- **Text shown**

Re: analyzing wildcard queries ...

mkamm78 Thu, 20 Nov 2014 06:49:04 -0800

hi jörg

just wanted to tell you that i will/can not fork/commit my "improvement" on 
wildcard analysis cause i'm no longer 100% convinced
that it is really an improvement resp. can be used in general...
 
after rethinking i must admit that i was probably too much focused on my 
concrete issues with email addresses using the standard analyzer 
e.g "marco.kamm@brain" analyzed into the tokens [marco.kamm] [brain.net]
the original idea behind using the standard analyzer was that users will 
find sth. when searching for "brain.net" or "marco.kamm" without having to 
use any wildcards!
(the old lucene standard analyzer did also split on '.' charaters so even 
"marco" or "brain" could be found)
 
somehow i thought it would also make sense to search for e.g. "
marco.*@brain.net" or "marco.kamm@*.net"


my first improvement approach was based on the existing code but instead of 
concatenating all the analyzed sub-string parts into a single wildcard query
i tried to build a boolean query containing the individual analyzed parts 
as either prefix or wildcard queries ... 
e.g.
"marco.*@brain.net" --> "marco*" AND "*brain.net"
"marco.kamm@*.net" --> "marco.kamm*" AND "*net"

- **Data records**
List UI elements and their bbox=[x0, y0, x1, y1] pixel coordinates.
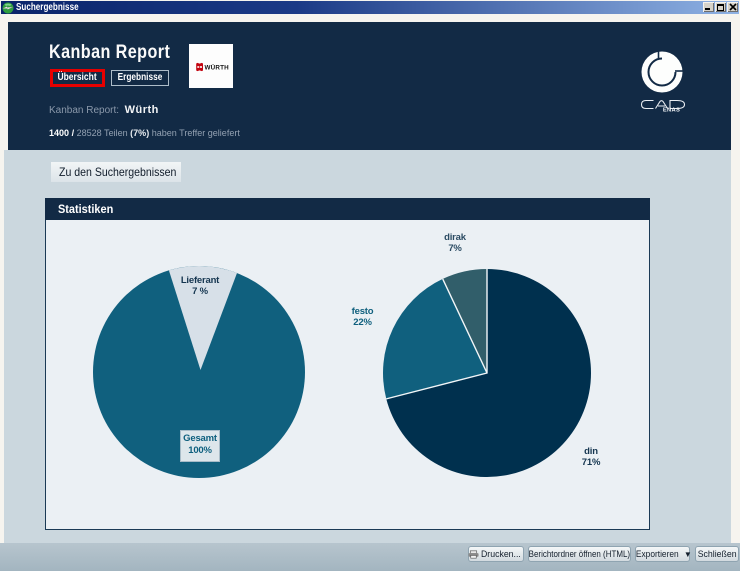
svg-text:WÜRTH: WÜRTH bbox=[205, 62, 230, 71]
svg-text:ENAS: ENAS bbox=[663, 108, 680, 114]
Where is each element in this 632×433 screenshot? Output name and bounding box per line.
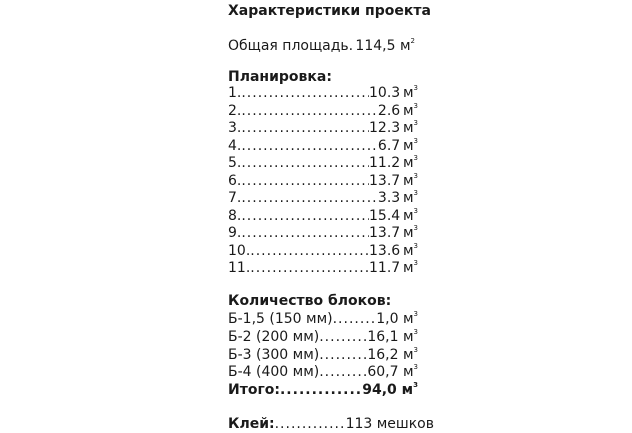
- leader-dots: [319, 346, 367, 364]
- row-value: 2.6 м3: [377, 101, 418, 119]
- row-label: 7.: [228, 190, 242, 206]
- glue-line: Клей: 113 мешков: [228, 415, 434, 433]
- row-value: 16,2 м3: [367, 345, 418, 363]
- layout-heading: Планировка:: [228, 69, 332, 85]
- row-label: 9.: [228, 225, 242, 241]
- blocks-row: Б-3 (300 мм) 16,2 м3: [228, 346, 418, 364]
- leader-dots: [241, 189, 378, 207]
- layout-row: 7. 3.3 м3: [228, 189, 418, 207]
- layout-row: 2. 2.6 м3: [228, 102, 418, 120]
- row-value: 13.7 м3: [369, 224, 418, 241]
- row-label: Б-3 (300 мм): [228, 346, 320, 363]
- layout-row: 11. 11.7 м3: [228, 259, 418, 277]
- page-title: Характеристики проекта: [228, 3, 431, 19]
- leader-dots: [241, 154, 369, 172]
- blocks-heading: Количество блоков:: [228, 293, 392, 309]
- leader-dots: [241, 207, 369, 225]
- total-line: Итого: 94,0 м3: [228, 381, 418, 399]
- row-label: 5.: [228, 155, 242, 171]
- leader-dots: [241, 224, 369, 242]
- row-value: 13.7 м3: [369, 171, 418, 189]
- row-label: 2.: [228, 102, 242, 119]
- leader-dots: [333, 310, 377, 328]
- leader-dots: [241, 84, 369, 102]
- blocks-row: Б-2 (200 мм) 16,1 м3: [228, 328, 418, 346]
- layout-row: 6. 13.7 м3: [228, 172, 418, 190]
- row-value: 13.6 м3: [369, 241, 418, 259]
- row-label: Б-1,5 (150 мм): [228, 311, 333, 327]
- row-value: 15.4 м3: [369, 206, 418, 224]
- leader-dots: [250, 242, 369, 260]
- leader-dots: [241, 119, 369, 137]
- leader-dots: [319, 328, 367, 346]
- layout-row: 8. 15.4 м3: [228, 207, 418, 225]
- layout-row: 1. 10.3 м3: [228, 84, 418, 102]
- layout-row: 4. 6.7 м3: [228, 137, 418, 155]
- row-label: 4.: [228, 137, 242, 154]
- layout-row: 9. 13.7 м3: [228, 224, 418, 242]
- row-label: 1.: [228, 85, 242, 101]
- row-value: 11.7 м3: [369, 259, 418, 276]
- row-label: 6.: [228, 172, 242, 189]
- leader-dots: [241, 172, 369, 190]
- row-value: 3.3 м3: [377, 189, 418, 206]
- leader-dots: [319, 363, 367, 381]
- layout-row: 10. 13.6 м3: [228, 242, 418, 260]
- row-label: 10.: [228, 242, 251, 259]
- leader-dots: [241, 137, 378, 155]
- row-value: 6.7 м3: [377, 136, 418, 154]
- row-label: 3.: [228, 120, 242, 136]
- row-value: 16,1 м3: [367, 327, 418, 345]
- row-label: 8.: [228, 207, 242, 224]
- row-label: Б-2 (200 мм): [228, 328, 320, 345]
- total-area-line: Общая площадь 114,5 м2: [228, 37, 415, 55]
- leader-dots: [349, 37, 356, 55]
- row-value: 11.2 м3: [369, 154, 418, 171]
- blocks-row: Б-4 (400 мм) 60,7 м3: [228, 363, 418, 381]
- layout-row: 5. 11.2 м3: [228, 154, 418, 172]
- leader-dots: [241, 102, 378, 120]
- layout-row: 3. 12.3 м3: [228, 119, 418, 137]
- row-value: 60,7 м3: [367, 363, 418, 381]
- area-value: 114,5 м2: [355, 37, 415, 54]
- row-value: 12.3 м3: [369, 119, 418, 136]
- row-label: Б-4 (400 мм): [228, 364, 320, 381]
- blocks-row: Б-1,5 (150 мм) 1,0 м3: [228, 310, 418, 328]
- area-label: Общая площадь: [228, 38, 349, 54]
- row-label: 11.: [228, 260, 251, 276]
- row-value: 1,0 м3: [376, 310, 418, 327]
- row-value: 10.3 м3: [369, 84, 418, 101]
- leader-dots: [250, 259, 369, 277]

- **Given exercise 1**
Set down the lines of the entries verbatim, from the one containing "svg-text:WÜRTH: WÜRTH bbox=[205, 62, 230, 71]" through the one containing "Where is each", both included.
- **Given exercise 2**
Supply the next part of the forum post about analyzing wildcard queries, continuing from its last line.

- **Reply 1**
svg-text:WÜRTH: WÜRTH bbox=[205, 62, 230, 71]
svg-text:ENAS: ENAS bbox=[663, 108, 680, 114]
Where is each element in this 632×433 screenshot? Output name and bounding box per line.

- **Reply 2**
first query can be only prefix query (when not preceeded by a single 
wildcard char) and last one could be a "postfix" query
everthing in between was surounded by '*'...'*'

another (optimized) approach is based on the following technique:
generate a random letter sequence that is not present in the search term, 
replace the wildcards by this sequence and feed it to the analyzer
this way if the anlayzer produces more than one token out of a single 
wildcard input you can be sure that original inputs would also be split
into more terms and you need to use more than one single query obj ...
 
after analyzing, process the resulting tokens one by one and combine them 
into a boolean AND query. foreach token undo the wildcard replacement
and check the occurences of wildcard characters. if a token contains no 
wildcards at all use a termquery, if the token only contains a wildcard 
char at the end use prefixquery 
else use wildcard query ...
 
e.g.
"marco.*@brain.net" --> "marco.{randomLetterSequence}@brain.net" --> 
[marco.{randomLetterSequence}] [brain.net] --> "marco.*" AND "brain.net"
"marco.kamm@*.net" --> "marco.kamm@{randomLetterSequence}.net" --> 
[marco.kamm] [{randomLetterSequence}.net] --> "marco.kamm" AND "*.net"
 
these approaches could work for my cases (at least they produce some 
results where the original code didn't find anything, althought the results 
maybe inaccurate but this lies in the nature of AND combinations e.g. "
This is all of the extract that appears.